• _Data provided_:
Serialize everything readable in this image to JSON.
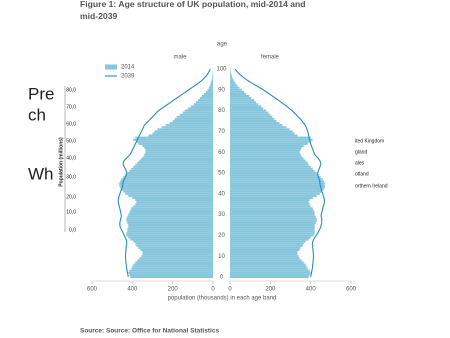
{
  "chart_data": {
    "type": "pyramid",
    "title": "Figure 1: Age structure of UK population, mid-2014 and mid-2039",
    "y_label": "age",
    "x_label": "population (thousands) in each age band",
    "source": "Source: Source: Office for National Statistics",
    "panels": [
      "male",
      "female"
    ],
    "xlim": [
      0,
      600
    ],
    "xticks": [
      0,
      200,
      400,
      600
    ],
    "ylim": [
      0,
      100
    ],
    "yticks": [
      0,
      10,
      20,
      30,
      40,
      50,
      60,
      70,
      80,
      90,
      100
    ],
    "y": [
      0,
      1,
      2,
      3,
      4,
      5,
      6,
      7,
      8,
      9,
      10,
      11,
      12,
      13,
      14,
      15,
      16,
      17,
      18,
      19,
      20,
      21,
      22,
      23,
      24,
      25,
      26,
      27,
      28,
      29,
      30,
      31,
      32,
      33,
      34,
      35,
      36,
      37,
      38,
      39,
      40,
      41,
      42,
      43,
      44,
      45,
      46,
      47,
      48,
      49,
      50,
      51,
      52,
      53,
      54,
      55,
      56,
      57,
      58,
      59,
      60,
      61,
      62,
      63,
      64,
      65,
      66,
      67,
      68,
      69,
      70,
      71,
      72,
      73,
      74,
      75,
      76,
      77,
      78,
      79,
      80,
      81,
      82,
      83,
      84,
      85,
      86,
      87,
      88,
      89,
      90,
      91,
      92,
      93,
      94,
      95,
      96,
      97,
      98,
      99,
      100
    ],
    "series": [
      {
        "name": "2014",
        "style": "bar",
        "color": "#88c6dd",
        "male": [
          410,
          415,
          420,
          415,
          405,
          400,
          395,
          385,
          375,
          365,
          355,
          350,
          350,
          360,
          370,
          380,
          385,
          395,
          410,
          420,
          430,
          430,
          425,
          425,
          420,
          420,
          425,
          430,
          430,
          425,
          420,
          415,
          410,
          405,
          395,
          385,
          380,
          385,
          400,
          420,
          435,
          445,
          455,
          460,
          465,
          465,
          460,
          455,
          445,
          435,
          425,
          415,
          405,
          395,
          385,
          375,
          365,
          355,
          345,
          340,
          335,
          335,
          340,
          350,
          370,
          380,
          395,
          385,
          320,
          300,
          290,
          275,
          255,
          235,
          215,
          200,
          190,
          180,
          165,
          150,
          140,
          125,
          110,
          95,
          85,
          75,
          65,
          55,
          45,
          35,
          27,
          21,
          16,
          12,
          9,
          6,
          4,
          3,
          2,
          1,
          1
        ],
        "female": [
          390,
          395,
          400,
          395,
          385,
          380,
          375,
          365,
          355,
          345,
          340,
          335,
          335,
          345,
          350,
          360,
          365,
          375,
          390,
          400,
          415,
          420,
          420,
          420,
          420,
          420,
          425,
          430,
          430,
          425,
          420,
          420,
          415,
          410,
          400,
          395,
          390,
          395,
          410,
          430,
          445,
          455,
          465,
          470,
          470,
          470,
          465,
          460,
          450,
          440,
          430,
          420,
          410,
          400,
          390,
          385,
          375,
          365,
          355,
          350,
          345,
          350,
          355,
          365,
          385,
          395,
          410,
          400,
          335,
          320,
          310,
          295,
          280,
          260,
          245,
          230,
          220,
          210,
          200,
          190,
          180,
          165,
          155,
          140,
          130,
          120,
          105,
          95,
          80,
          70,
          58,
          47,
          37,
          29,
          22,
          16,
          11,
          8,
          5,
          3,
          2
        ]
      },
      {
        "name": "2039",
        "style": "line",
        "color": "#2a8db5",
        "male": [
          420,
          422,
          424,
          426,
          428,
          430,
          430,
          432,
          432,
          434,
          434,
          434,
          432,
          432,
          430,
          430,
          428,
          428,
          430,
          435,
          440,
          445,
          450,
          455,
          460,
          462,
          462,
          460,
          458,
          455,
          455,
          458,
          460,
          462,
          465,
          468,
          470,
          470,
          468,
          465,
          462,
          458,
          455,
          450,
          448,
          446,
          445,
          440,
          435,
          430,
          428,
          430,
          435,
          440,
          445,
          445,
          440,
          430,
          420,
          410,
          405,
          400,
          395,
          390,
          385,
          380,
          375,
          370,
          365,
          360,
          355,
          350,
          345,
          340,
          330,
          320,
          310,
          300,
          290,
          280,
          270,
          255,
          240,
          225,
          210,
          195,
          180,
          165,
          150,
          135,
          120,
          105,
          90,
          75,
          62,
          50,
          40,
          31,
          24,
          18,
          14
        ],
        "female": [
          400,
          402,
          404,
          406,
          408,
          410,
          410,
          412,
          412,
          414,
          414,
          414,
          412,
          412,
          410,
          410,
          408,
          410,
          415,
          420,
          428,
          435,
          440,
          445,
          450,
          452,
          455,
          455,
          455,
          452,
          452,
          455,
          458,
          460,
          463,
          466,
          468,
          468,
          466,
          463,
          460,
          456,
          453,
          450,
          448,
          446,
          445,
          442,
          438,
          435,
          435,
          438,
          442,
          446,
          450,
          450,
          445,
          438,
          428,
          420,
          415,
          412,
          408,
          404,
          400,
          398,
          395,
          392,
          390,
          388,
          385,
          382,
          378,
          372,
          365,
          357,
          348,
          338,
          328,
          318,
          308,
          295,
          282,
          268,
          254,
          240,
          225,
          210,
          195,
          180,
          165,
          148,
          130,
          112,
          95,
          80,
          66,
          53,
          42,
          33,
          26
        ]
      }
    ]
  },
  "overlay": {
    "fragments": [
      "Pre",
      "ch",
      "Wh"
    ],
    "axis_title": "Population (millions)",
    "axis_labels": [
      "80,0",
      "70,0",
      "60,0",
      "50,0",
      "40,0",
      "30,0",
      "20,0",
      "10,0",
      "0,0"
    ],
    "legend_fragments": [
      "ited Kingdom",
      "gland",
      "ales",
      "otland",
      "orthern Ireland"
    ]
  }
}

• _Task to carry out_: All of the material above is to be copied exactly, except for its images.

• _Result_:
Serialize everything readable in this image to JSON.
{
  "chart_data": {
    "type": "pyramid",
    "title": "Figure 1: Age structure of UK population, mid-2014 and mid-2039",
    "y_label": "age",
    "x_label": "population (thousands) in each age band",
    "source": "Source: Source: Office for National Statistics",
    "panels": [
      "male",
      "female"
    ],
    "xlim": [
      0,
      600
    ],
    "xticks": [
      0,
      200,
      400,
      600
    ],
    "ylim": [
      0,
      100
    ],
    "yticks": [
      0,
      10,
      20,
      30,
      40,
      50,
      60,
      70,
      80,
      90,
      100
    ],
    "y": [
      0,
      1,
      2,
      3,
      4,
      5,
      6,
      7,
      8,
      9,
      10,
      11,
      12,
      13,
      14,
      15,
      16,
      17,
      18,
      19,
      20,
      21,
      22,
      23,
      24,
      25,
      26,
      27,
      28,
      29,
      30,
      31,
      32,
      33,
      34,
      35,
      36,
      37,
      38,
      39,
      40,
      41,
      42,
      43,
      44,
      45,
      46,
      47,
      48,
      49,
      50,
      51,
      52,
      53,
      54,
      55,
      56,
      57,
      58,
      59,
      60,
      61,
      62,
      63,
      64,
      65,
      66,
      67,
      68,
      69,
      70,
      71,
      72,
      73,
      74,
      75,
      76,
      77,
      78,
      79,
      80,
      81,
      82,
      83,
      84,
      85,
      86,
      87,
      88,
      89,
      90,
      91,
      92,
      93,
      94,
      95,
      96,
      97,
      98,
      99,
      100
    ],
    "series": [
      {
        "name": "2014",
        "style": "bar",
        "color": "#88c6dd",
        "male": [
          410,
          415,
          420,
          415,
          405,
          400,
          395,
          385,
          375,
          365,
          355,
          350,
          350,
          360,
          370,
          380,
          385,
          395,
          410,
          420,
          430,
          430,
          425,
          425,
          420,
          420,
          425,
          430,
          430,
          425,
          420,
          415,
          410,
          405,
          395,
          385,
          380,
          385,
          400,
          420,
          435,
          445,
          455,
          460,
          465,
          465,
          460,
          455,
          445,
          435,
          425,
          415,
          405,
          395,
          385,
          375,
          365,
          355,
          345,
          340,
          335,
          335,
          340,
          350,
          370,
          380,
          395,
          385,
          320,
          300,
          290,
          275,
          255,
          235,
          215,
          200,
          190,
          180,
          165,
          150,
          140,
          125,
          110,
          95,
          85,
          75,
          65,
          55,
          45,
          35,
          27,
          21,
          16,
          12,
          9,
          6,
          4,
          3,
          2,
          1,
          1
        ],
        "female": [
          390,
          395,
          400,
          395,
          385,
          380,
          375,
          365,
          355,
          345,
          340,
          335,
          335,
          345,
          350,
          360,
          365,
          375,
          390,
          400,
          415,
          420,
          420,
          420,
          420,
          420,
          425,
          430,
          430,
          425,
          420,
          420,
          415,
          410,
          400,
          395,
          390,
          395,
          410,
          430,
          445,
          455,
          465,
          470,
          470,
          470,
          465,
          460,
          450,
          440,
          430,
          420,
          410,
          400,
          390,
          385,
          375,
          365,
          355,
          350,
          345,
          350,
          355,
          365,
          385,
          395,
          410,
          400,
          335,
          320,
          310,
          295,
          280,
          260,
          245,
          230,
          220,
          210,
          200,
          190,
          180,
          165,
          155,
          140,
          130,
          120,
          105,
          95,
          80,
          70,
          58,
          47,
          37,
          29,
          22,
          16,
          11,
          8,
          5,
          3,
          2
        ]
      },
      {
        "name": "2039",
        "style": "line",
        "color": "#2a8db5",
        "male": [
          420,
          422,
          424,
          426,
          428,
          430,
          430,
          432,
          432,
          434,
          434,
          434,
          432,
          432,
          430,
          430,
          428,
          428,
          430,
          435,
          440,
          445,
          450,
          455,
          460,
          462,
          462,
          460,
          458,
          455,
          455,
          458,
          460,
          462,
          465,
          468,
          470,
          470,
          468,
          465,
          462,
          458,
          455,
          450,
          448,
          446,
          445,
          440,
          435,
          430,
          428,
          430,
          435,
          440,
          445,
          445,
          440,
          430,
          420,
          410,
          405,
          400,
          395,
          390,
          385,
          380,
          375,
          370,
          365,
          360,
          355,
          350,
          345,
          340,
          330,
          320,
          310,
          300,
          290,
          280,
          270,
          255,
          240,
          225,
          210,
          195,
          180,
          165,
          150,
          135,
          120,
          105,
          90,
          75,
          62,
          50,
          40,
          31,
          24,
          18,
          14
        ],
        "female": [
          400,
          402,
          404,
          406,
          408,
          410,
          410,
          412,
          412,
          414,
          414,
          414,
          412,
          412,
          410,
          410,
          408,
          410,
          415,
          420,
          428,
          435,
          440,
          445,
          450,
          452,
          455,
          455,
          455,
          452,
          452,
          455,
          458,
          460,
          463,
          466,
          468,
          468,
          466,
          463,
          460,
          456,
          453,
          450,
          448,
          446,
          445,
          442,
          438,
          435,
          435,
          438,
          442,
          446,
          450,
          450,
          445,
          438,
          428,
          420,
          415,
          412,
          408,
          404,
          400,
          398,
          395,
          392,
          390,
          388,
          385,
          382,
          378,
          372,
          365,
          357,
          348,
          338,
          328,
          318,
          308,
          295,
          282,
          268,
          254,
          240,
          225,
          210,
          195,
          180,
          165,
          148,
          130,
          112,
          95,
          80,
          66,
          53,
          42,
          33,
          26
        ]
      }
    ]
  },
  "overlay": {
    "fragments": [
      "Pre",
      "ch",
      "Wh"
    ],
    "axis_title": "Population (millions)",
    "axis_labels": [
      "80,0",
      "70,0",
      "60,0",
      "50,0",
      "40,0",
      "30,0",
      "20,0",
      "10,0",
      "0,0"
    ],
    "legend_fragments": [
      "ited Kingdom",
      "gland",
      "ales",
      "otland",
      "orthern Ireland"
    ]
  }
}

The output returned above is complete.